**Source data:**
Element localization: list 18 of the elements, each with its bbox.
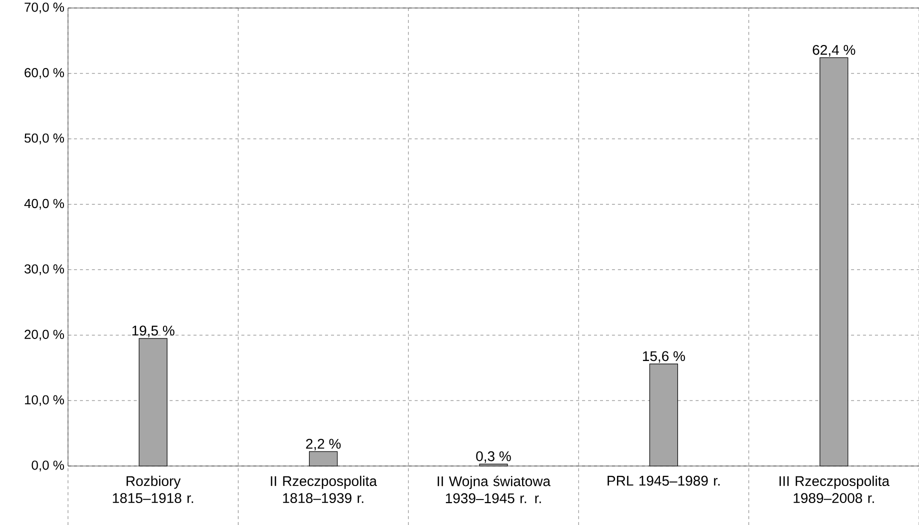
---
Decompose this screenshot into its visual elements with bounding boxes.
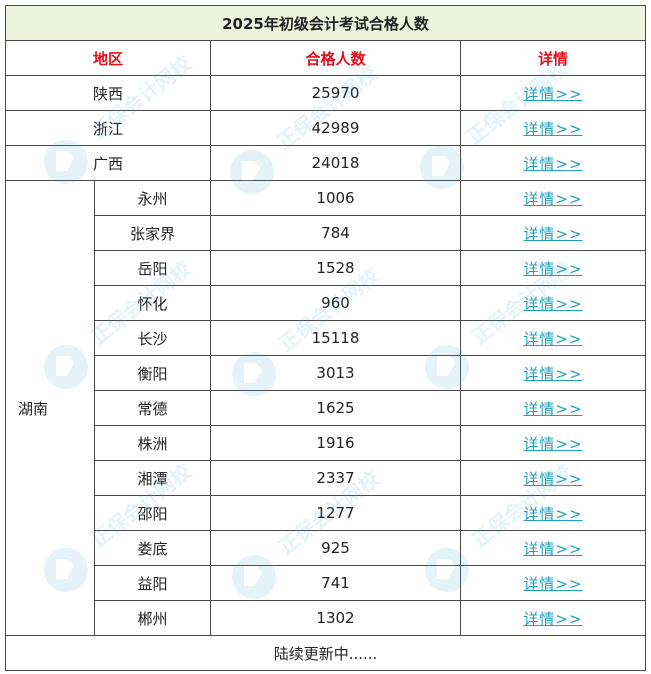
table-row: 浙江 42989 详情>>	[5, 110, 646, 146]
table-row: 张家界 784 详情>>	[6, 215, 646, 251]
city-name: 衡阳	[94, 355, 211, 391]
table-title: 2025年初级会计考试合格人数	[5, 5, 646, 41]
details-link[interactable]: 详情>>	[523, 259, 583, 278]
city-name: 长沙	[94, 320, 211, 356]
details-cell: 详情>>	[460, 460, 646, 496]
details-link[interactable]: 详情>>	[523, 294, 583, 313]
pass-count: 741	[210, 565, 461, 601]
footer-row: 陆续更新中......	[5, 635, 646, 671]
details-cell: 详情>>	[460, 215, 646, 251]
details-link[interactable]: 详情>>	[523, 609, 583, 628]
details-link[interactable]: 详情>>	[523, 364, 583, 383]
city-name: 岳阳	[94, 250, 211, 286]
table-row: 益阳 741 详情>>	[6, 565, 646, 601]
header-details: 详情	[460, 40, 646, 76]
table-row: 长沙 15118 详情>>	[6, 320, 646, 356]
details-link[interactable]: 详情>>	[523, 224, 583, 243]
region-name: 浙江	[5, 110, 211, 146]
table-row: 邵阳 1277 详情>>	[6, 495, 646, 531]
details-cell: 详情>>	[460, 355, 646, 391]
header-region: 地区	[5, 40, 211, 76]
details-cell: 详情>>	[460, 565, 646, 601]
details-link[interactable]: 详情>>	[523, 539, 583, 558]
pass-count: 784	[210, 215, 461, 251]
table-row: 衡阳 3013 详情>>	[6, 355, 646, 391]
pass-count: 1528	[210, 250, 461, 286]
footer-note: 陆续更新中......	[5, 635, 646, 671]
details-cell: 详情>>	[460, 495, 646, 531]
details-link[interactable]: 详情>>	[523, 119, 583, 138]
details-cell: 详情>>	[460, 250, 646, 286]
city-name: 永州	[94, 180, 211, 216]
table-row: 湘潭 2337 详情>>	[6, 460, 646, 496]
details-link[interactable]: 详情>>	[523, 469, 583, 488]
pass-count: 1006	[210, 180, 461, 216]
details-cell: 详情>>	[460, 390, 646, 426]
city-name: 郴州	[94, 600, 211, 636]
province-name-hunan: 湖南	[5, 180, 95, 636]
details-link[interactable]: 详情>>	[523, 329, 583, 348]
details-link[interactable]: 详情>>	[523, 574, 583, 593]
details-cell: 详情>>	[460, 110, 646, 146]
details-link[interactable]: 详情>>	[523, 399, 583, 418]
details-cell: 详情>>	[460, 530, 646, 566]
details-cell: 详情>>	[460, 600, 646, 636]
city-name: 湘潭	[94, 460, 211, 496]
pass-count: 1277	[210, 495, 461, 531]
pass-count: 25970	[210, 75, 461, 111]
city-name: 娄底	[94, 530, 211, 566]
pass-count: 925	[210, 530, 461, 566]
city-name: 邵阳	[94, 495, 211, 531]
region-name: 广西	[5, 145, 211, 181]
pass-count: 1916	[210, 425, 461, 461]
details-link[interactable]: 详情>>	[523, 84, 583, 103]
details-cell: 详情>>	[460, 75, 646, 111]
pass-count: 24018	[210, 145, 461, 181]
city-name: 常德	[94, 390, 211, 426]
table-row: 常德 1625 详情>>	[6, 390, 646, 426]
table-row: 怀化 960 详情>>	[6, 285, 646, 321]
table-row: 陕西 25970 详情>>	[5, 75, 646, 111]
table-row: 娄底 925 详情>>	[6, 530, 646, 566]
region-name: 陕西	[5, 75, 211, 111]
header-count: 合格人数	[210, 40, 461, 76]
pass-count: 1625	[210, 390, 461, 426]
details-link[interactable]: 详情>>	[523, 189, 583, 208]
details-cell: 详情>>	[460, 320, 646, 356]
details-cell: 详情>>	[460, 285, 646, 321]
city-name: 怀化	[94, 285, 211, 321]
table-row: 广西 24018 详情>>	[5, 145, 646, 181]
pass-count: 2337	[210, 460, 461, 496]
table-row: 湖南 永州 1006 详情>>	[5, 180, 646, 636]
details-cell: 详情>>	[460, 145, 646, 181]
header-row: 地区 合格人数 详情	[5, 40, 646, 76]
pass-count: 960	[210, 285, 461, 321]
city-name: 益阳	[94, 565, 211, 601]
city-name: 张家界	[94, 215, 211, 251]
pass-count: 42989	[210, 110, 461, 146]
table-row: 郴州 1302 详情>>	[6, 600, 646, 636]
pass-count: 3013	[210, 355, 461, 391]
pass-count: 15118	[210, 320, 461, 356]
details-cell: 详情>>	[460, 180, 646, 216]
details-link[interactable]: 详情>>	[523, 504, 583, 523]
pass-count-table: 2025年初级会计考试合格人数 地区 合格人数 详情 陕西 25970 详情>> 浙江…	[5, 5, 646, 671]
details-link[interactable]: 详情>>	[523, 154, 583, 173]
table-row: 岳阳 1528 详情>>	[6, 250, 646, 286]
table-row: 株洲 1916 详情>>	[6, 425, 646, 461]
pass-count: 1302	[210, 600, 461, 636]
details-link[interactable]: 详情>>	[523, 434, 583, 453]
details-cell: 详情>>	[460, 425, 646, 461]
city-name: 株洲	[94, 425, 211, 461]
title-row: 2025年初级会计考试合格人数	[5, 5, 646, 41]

**Stated goal:**
List every row above that contains the string "header". Case counts.

**Written response:**
header-details: 详情	[460, 40, 646, 76]
header-region: 地区	[5, 40, 211, 76]
header-count: 合格人数	[210, 40, 461, 76]
header-row: 地区 合格人数 详情	[5, 40, 646, 76]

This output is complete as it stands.